**SUPPLIED RECORDS:**
----

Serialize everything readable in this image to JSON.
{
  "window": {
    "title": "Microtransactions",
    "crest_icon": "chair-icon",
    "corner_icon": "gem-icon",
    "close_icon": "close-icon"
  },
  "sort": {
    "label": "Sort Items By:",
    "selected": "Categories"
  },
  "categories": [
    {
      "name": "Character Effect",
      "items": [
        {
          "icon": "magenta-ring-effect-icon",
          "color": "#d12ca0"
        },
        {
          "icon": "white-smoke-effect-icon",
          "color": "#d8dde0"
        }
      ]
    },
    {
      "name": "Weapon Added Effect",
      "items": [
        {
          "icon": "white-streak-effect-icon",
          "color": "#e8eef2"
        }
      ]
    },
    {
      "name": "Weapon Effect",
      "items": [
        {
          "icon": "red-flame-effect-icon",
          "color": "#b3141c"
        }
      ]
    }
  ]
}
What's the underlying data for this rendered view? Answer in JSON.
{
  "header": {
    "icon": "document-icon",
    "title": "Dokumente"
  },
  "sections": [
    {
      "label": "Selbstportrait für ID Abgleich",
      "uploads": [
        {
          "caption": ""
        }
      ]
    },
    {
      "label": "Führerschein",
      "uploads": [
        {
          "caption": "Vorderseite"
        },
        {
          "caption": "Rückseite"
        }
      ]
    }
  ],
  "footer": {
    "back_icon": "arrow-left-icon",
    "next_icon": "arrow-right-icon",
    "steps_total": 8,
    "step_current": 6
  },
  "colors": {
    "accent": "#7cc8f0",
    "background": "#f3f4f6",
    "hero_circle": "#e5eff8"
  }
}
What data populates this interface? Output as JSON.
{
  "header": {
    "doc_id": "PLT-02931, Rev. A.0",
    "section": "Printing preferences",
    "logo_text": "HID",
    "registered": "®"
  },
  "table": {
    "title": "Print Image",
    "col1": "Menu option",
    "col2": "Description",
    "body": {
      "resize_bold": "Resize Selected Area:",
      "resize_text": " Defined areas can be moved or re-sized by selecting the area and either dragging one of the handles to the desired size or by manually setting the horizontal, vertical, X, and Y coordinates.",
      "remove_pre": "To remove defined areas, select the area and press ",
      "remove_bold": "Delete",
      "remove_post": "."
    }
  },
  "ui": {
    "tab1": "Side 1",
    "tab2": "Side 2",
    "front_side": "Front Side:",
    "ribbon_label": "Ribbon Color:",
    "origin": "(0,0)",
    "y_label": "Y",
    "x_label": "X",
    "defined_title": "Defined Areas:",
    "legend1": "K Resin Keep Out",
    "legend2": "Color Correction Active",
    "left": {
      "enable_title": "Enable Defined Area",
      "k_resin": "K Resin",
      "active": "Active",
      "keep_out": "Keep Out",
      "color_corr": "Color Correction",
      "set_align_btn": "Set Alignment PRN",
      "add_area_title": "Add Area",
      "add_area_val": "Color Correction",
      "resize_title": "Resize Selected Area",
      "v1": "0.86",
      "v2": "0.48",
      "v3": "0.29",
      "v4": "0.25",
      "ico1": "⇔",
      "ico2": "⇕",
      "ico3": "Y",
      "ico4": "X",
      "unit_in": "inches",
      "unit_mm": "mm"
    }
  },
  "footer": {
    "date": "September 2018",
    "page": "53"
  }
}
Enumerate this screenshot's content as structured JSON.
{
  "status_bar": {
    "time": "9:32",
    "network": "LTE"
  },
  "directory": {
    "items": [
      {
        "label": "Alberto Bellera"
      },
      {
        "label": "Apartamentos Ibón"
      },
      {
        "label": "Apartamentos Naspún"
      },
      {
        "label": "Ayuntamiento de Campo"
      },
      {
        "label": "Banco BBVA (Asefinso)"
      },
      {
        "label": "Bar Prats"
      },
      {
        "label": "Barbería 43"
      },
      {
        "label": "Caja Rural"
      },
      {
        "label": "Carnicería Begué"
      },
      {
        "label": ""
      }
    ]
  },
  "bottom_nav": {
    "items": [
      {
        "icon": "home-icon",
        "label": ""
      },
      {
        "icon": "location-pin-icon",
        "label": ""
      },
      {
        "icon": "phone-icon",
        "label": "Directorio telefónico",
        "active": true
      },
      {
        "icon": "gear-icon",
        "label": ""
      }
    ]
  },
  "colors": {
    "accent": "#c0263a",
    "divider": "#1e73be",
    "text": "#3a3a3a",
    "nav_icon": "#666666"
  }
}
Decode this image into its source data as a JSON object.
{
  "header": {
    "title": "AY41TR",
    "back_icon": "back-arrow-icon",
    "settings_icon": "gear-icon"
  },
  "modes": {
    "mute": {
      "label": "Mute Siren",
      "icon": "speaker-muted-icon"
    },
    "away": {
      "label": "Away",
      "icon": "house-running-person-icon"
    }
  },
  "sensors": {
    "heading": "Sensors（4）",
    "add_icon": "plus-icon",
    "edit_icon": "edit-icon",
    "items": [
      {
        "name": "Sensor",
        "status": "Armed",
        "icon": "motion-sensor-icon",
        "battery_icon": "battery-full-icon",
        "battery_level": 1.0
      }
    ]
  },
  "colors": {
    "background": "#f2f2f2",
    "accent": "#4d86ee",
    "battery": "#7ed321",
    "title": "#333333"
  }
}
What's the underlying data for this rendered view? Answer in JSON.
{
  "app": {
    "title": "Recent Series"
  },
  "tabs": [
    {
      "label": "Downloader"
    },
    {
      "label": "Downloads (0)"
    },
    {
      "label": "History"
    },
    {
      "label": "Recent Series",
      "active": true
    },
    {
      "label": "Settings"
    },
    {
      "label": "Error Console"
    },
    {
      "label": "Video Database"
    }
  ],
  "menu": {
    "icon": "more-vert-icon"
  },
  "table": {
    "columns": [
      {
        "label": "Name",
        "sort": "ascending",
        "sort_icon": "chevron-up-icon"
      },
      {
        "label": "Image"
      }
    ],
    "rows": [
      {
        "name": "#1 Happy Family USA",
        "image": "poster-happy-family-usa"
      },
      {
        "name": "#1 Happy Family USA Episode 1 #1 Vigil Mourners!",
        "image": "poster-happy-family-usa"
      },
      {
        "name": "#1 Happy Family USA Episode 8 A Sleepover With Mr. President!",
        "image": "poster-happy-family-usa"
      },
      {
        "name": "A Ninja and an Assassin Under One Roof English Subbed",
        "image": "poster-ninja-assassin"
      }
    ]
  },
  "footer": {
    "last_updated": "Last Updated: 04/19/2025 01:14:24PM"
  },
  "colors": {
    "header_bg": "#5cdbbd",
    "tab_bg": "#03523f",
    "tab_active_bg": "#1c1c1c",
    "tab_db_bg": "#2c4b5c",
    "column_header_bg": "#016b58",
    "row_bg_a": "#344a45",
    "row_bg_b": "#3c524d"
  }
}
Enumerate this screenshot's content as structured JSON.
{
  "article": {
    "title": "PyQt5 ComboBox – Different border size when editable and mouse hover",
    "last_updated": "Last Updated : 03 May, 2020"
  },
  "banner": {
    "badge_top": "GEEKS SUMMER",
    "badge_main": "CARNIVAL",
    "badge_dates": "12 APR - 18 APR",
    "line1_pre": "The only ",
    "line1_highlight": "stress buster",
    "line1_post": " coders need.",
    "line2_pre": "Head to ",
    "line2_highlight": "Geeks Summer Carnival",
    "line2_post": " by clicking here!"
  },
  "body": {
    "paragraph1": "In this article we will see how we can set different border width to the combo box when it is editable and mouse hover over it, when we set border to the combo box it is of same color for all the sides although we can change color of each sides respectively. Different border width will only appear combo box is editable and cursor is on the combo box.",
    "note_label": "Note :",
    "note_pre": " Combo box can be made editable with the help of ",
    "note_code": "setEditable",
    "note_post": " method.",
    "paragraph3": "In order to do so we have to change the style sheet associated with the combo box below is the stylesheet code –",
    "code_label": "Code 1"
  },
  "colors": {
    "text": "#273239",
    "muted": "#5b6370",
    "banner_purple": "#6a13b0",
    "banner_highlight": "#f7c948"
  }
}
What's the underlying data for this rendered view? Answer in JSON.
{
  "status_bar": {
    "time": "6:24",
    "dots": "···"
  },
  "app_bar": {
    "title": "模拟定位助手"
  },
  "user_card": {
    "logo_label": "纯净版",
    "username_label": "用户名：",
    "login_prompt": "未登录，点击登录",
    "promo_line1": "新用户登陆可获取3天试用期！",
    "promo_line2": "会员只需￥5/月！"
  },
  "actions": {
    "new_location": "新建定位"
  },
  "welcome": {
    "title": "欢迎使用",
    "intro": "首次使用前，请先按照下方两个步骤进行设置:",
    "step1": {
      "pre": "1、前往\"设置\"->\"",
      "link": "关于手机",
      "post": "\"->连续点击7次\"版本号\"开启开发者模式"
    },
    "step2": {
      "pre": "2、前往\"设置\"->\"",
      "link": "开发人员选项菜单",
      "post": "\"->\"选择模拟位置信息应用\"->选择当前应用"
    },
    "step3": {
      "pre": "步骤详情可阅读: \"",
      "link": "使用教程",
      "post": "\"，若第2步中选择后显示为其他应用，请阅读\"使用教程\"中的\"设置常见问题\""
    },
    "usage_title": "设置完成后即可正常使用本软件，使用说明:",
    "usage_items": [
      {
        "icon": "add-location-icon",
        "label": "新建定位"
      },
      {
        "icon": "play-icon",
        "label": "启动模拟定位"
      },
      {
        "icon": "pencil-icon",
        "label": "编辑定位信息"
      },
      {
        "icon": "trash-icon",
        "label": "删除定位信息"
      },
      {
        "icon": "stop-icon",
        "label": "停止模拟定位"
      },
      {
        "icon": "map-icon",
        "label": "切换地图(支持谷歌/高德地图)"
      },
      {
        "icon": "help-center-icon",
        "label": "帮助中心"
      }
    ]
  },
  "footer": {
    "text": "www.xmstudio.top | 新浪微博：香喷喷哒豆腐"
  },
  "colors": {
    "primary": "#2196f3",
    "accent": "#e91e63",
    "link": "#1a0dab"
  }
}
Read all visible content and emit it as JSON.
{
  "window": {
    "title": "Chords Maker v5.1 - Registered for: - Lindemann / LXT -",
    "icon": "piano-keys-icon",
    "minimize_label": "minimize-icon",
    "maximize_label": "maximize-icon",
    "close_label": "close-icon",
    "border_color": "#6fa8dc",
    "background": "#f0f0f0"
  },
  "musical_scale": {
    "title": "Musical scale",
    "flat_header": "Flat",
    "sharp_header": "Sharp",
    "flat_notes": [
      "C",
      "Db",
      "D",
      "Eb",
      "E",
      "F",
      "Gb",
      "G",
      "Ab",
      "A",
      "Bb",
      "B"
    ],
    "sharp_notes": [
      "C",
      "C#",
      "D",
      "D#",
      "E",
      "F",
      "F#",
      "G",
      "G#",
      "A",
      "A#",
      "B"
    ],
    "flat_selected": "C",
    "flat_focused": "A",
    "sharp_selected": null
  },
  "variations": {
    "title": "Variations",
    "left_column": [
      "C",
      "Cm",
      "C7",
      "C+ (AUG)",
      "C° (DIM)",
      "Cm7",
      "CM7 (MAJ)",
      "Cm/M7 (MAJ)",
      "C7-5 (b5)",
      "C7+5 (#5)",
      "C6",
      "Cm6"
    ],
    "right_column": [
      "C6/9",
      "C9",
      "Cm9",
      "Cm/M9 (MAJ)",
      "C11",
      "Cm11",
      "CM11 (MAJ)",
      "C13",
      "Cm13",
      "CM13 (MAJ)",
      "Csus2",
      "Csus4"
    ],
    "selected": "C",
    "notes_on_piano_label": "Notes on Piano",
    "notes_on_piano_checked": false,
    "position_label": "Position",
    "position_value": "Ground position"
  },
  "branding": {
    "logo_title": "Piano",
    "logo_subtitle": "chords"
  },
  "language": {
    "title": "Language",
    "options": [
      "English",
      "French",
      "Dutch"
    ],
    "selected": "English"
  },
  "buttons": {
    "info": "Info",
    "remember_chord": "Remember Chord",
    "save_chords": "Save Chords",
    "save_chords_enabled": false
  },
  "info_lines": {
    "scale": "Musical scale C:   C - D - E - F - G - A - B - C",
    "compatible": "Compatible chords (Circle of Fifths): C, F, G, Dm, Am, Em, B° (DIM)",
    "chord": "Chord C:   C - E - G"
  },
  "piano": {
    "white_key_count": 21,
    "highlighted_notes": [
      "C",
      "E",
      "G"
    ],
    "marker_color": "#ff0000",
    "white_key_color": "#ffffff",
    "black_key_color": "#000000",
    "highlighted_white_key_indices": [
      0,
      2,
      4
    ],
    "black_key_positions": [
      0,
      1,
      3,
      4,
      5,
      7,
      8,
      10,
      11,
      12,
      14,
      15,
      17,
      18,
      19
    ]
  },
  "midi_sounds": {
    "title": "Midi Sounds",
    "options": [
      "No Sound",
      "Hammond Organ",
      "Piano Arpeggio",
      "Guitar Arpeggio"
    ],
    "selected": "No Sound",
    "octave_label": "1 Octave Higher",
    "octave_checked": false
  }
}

----

**EXERCISE DETAILS:** Isolate the lines that hold the word "arrow" and copy all of them.

**EXPECTED OUTPUT:**
    "back_icon": "arrow-left-icon",
    "next_icon": "arrow-right-icon",
    "back_icon": "back-arrow-icon",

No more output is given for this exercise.